WORK TO DO →
Please repeat all of the listing exactly.

┄┄┄┄┄┄┄┄┄┄

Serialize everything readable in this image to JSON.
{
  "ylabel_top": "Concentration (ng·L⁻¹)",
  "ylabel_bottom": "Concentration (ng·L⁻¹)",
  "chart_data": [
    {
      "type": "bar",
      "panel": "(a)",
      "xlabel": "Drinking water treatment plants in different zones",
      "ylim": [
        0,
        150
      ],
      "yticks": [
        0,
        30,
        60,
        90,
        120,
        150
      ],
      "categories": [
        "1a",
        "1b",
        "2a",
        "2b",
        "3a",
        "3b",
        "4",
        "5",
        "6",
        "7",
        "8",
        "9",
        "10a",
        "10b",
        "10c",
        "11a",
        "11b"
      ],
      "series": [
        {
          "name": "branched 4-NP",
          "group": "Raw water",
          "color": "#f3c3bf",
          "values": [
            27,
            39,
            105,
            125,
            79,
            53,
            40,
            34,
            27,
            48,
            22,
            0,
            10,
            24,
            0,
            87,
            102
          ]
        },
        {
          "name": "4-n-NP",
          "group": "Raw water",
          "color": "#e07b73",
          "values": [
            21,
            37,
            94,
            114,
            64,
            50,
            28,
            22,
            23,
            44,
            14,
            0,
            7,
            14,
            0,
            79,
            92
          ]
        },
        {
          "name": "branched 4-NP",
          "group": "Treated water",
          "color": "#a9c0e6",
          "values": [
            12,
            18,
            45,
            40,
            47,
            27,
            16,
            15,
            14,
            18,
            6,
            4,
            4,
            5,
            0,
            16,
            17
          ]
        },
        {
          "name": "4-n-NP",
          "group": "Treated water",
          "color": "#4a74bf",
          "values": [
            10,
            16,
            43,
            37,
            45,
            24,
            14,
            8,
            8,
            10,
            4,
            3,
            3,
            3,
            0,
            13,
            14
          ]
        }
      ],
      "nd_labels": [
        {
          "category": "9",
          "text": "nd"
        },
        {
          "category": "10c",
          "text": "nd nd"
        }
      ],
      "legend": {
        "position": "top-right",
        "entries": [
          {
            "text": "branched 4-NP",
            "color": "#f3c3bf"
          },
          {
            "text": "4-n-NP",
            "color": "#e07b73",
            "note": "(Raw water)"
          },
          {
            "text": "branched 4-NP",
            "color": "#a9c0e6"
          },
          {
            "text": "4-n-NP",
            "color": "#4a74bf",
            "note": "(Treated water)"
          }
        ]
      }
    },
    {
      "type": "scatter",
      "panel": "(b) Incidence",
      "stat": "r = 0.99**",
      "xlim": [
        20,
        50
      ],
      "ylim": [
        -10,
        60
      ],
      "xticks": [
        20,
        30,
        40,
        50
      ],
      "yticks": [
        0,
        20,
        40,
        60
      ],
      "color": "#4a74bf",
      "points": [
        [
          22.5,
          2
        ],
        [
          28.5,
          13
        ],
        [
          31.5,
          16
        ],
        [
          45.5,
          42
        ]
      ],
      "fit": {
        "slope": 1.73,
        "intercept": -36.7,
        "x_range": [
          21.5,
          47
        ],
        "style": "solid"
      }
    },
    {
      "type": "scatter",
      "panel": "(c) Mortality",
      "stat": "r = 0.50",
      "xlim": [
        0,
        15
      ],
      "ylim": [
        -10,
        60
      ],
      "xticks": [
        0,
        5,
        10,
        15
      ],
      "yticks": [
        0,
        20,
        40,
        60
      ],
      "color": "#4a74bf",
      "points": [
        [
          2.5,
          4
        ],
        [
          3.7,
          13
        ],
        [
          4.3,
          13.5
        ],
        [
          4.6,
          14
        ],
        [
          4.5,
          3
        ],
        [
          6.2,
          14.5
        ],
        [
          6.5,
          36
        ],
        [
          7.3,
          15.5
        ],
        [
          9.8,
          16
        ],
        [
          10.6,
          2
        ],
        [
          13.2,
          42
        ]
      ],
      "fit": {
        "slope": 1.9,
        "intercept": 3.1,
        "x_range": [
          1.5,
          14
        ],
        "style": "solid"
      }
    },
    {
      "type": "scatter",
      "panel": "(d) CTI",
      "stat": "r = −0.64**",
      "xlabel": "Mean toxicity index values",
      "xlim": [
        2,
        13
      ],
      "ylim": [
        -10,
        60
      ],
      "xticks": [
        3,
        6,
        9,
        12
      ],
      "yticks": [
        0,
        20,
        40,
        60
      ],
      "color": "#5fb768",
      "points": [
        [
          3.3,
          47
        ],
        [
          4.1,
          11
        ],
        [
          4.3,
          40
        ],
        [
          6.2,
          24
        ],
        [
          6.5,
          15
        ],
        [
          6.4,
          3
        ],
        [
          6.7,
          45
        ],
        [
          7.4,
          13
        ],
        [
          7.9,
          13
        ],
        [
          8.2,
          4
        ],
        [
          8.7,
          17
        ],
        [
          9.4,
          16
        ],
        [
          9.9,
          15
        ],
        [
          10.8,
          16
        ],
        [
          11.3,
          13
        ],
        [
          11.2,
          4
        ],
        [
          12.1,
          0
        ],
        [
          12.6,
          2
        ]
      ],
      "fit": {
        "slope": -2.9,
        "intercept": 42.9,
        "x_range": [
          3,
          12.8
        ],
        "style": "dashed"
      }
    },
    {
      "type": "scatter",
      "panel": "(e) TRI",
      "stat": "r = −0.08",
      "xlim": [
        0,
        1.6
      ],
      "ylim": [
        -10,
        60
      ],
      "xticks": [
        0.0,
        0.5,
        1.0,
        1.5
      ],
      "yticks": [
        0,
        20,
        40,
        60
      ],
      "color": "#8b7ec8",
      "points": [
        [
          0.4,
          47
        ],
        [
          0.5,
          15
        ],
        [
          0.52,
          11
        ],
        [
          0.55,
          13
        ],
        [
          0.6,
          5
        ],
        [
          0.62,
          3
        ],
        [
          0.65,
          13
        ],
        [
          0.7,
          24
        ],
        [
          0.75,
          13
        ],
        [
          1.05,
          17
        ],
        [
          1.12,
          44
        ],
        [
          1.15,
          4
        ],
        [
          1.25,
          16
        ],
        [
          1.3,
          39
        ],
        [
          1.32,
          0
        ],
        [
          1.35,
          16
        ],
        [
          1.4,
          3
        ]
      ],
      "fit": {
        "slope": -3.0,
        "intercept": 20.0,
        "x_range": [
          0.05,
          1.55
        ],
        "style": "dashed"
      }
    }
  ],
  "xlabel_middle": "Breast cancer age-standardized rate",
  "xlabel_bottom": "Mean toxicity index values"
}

┄┄┄┄┄┄┄┄┄┄

RESPONSE →
Serialize everything readable in this image to JSON.
{
  "ylabel_top": "Concentration (ng·L⁻¹)",
  "ylabel_bottom": "Concentration (ng·L⁻¹)",
  "chart_data": [
    {
      "type": "bar",
      "panel": "(a)",
      "xlabel": "Drinking water treatment plants in different zones",
      "ylim": [
        0,
        150
      ],
      "yticks": [
        0,
        30,
        60,
        90,
        120,
        150
      ],
      "categories": [
        "1a",
        "1b",
        "2a",
        "2b",
        "3a",
        "3b",
        "4",
        "5",
        "6",
        "7",
        "8",
        "9",
        "10a",
        "10b",
        "10c",
        "11a",
        "11b"
      ],
      "series": [
        {
          "name": "branched 4-NP",
          "group": "Raw water",
          "color": "#f3c3bf",
          "values": [
            27,
            39,
            105,
            125,
            79,
            53,
            40,
            34,
            27,
            48,
            22,
            0,
            10,
            24,
            0,
            87,
            102
          ]
        },
        {
          "name": "4-n-NP",
          "group": "Raw water",
          "color": "#e07b73",
          "values": [
            21,
            37,
            94,
            114,
            64,
            50,
            28,
            22,
            23,
            44,
            14,
            0,
            7,
            14,
            0,
            79,
            92
          ]
        },
        {
          "name": "branched 4-NP",
          "group": "Treated water",
          "color": "#a9c0e6",
          "values": [
            12,
            18,
            45,
            40,
            47,
            27,
            16,
            15,
            14,
            18,
            6,
            4,
            4,
            5,
            0,
            16,
            17
          ]
        },
        {
          "name": "4-n-NP",
          "group": "Treated water",
          "color": "#4a74bf",
          "values": [
            10,
            16,
            43,
            37,
            45,
            24,
            14,
            8,
            8,
            10,
            4,
            3,
            3,
            3,
            0,
            13,
            14
          ]
        }
      ],
      "nd_labels": [
        {
          "category": "9",
          "text": "nd"
        },
        {
          "category": "10c",
          "text": "nd nd"
        }
      ],
      "legend": {
        "position": "top-right",
        "entries": [
          {
            "text": "branched 4-NP",
            "color": "#f3c3bf"
          },
          {
            "text": "4-n-NP",
            "color": "#e07b73",
            "note": "(Raw water)"
          },
          {
            "text": "branched 4-NP",
            "color": "#a9c0e6"
          },
          {
            "text": "4-n-NP",
            "color": "#4a74bf",
            "note": "(Treated water)"
          }
        ]
      }
    },
    {
      "type": "scatter",
      "panel": "(b) Incidence",
      "stat": "r = 0.99**",
      "xlim": [
        20,
        50
      ],
      "ylim": [
        -10,
        60
      ],
      "xticks": [
        20,
        30,
        40,
        50
      ],
      "yticks": [
        0,
        20,
        40,
        60
      ],
      "color": "#4a74bf",
      "points": [
        [
          22.5,
          2
        ],
        [
          28.5,
          13
        ],
        [
          31.5,
          16
        ],
        [
          45.5,
          42
        ]
      ],
      "fit": {
        "slope": 1.73,
        "intercept": -36.7,
        "x_range": [
          21.5,
          47
        ],
        "style": "solid"
      }
    },
    {
      "type": "scatter",
      "panel": "(c) Mortality",
      "stat": "r = 0.50",
      "xlim": [
        0,
        15
      ],
      "ylim": [
        -10,
        60
      ],
      "xticks": [
        0,
        5,
        10,
        15
      ],
      "yticks": [
        0,
        20,
        40,
        60
      ],
      "color": "#4a74bf",
      "points": [
        [
          2.5,
          4
        ],
        [
          3.7,
          13
        ],
        [
          4.3,
          13.5
        ],
        [
          4.6,
          14
        ],
        [
          4.5,
          3
        ],
        [
          6.2,
          14.5
        ],
        [
          6.5,
          36
        ],
        [
          7.3,
          15.5
        ],
        [
          9.8,
          16
        ],
        [
          10.6,
          2
        ],
        [
          13.2,
          42
        ]
      ],
      "fit": {
        "slope": 1.9,
        "intercept": 3.1,
        "x_range": [
          1.5,
          14
        ],
        "style": "solid"
      }
    },
    {
      "type": "scatter",
      "panel": "(d) CTI",
      "stat": "r = −0.64**",
      "xlabel": "Mean toxicity index values",
      "xlim": [
        2,
        13
      ],
      "ylim": [
        -10,
        60
      ],
      "xticks": [
        3,
        6,
        9,
        12
      ],
      "yticks": [
        0,
        20,
        40,
        60
      ],
      "color": "#5fb768",
      "points": [
        [
          3.3,
          47
        ],
        [
          4.1,
          11
        ],
        [
          4.3,
          40
        ],
        [
          6.2,
          24
        ],
        [
          6.5,
          15
        ],
        [
          6.4,
          3
        ],
        [
          6.7,
          45
        ],
        [
          7.4,
          13
        ],
        [
          7.9,
          13
        ],
        [
          8.2,
          4
        ],
        [
          8.7,
          17
        ],
        [
          9.4,
          16
        ],
        [
          9.9,
          15
        ],
        [
          10.8,
          16
        ],
        [
          11.3,
          13
        ],
        [
          11.2,
          4
        ],
        [
          12.1,
          0
        ],
        [
          12.6,
          2
        ]
      ],
      "fit": {
        "slope": -2.9,
        "intercept": 42.9,
        "x_range": [
          3,
          12.8
        ],
        "style": "dashed"
      }
    },
    {
      "type": "scatter",
      "panel": "(e) TRI",
      "stat": "r = −0.08",
      "xlim": [
        0,
        1.6
      ],
      "ylim": [
        -10,
        60
      ],
      "xticks": [
        0.0,
        0.5,
        1.0,
        1.5
      ],
      "yticks": [
        0,
        20,
        40,
        60
      ],
      "color": "#8b7ec8",
      "points": [
        [
          0.4,
          47
        ],
        [
          0.5,
          15
        ],
        [
          0.52,
          11
        ],
        [
          0.55,
          13
        ],
        [
          0.6,
          5
        ],
        [
          0.62,
          3
        ],
        [
          0.65,
          13
        ],
        [
          0.7,
          24
        ],
        [
          0.75,
          13
        ],
        [
          1.05,
          17
        ],
        [
          1.12,
          44
        ],
        [
          1.15,
          4
        ],
        [
          1.25,
          16
        ],
        [
          1.3,
          39
        ],
        [
          1.32,
          0
        ],
        [
          1.35,
          16
        ],
        [
          1.4,
          3
        ]
      ],
      "fit": {
        "slope": -3.0,
        "intercept": 20.0,
        "x_range": [
          0.05,
          1.55
        ],
        "style": "dashed"
      }
    }
  ],
  "xlabel_middle": "Breast cancer age-standardized rate",
  "xlabel_bottom": "Mean toxicity index values"
}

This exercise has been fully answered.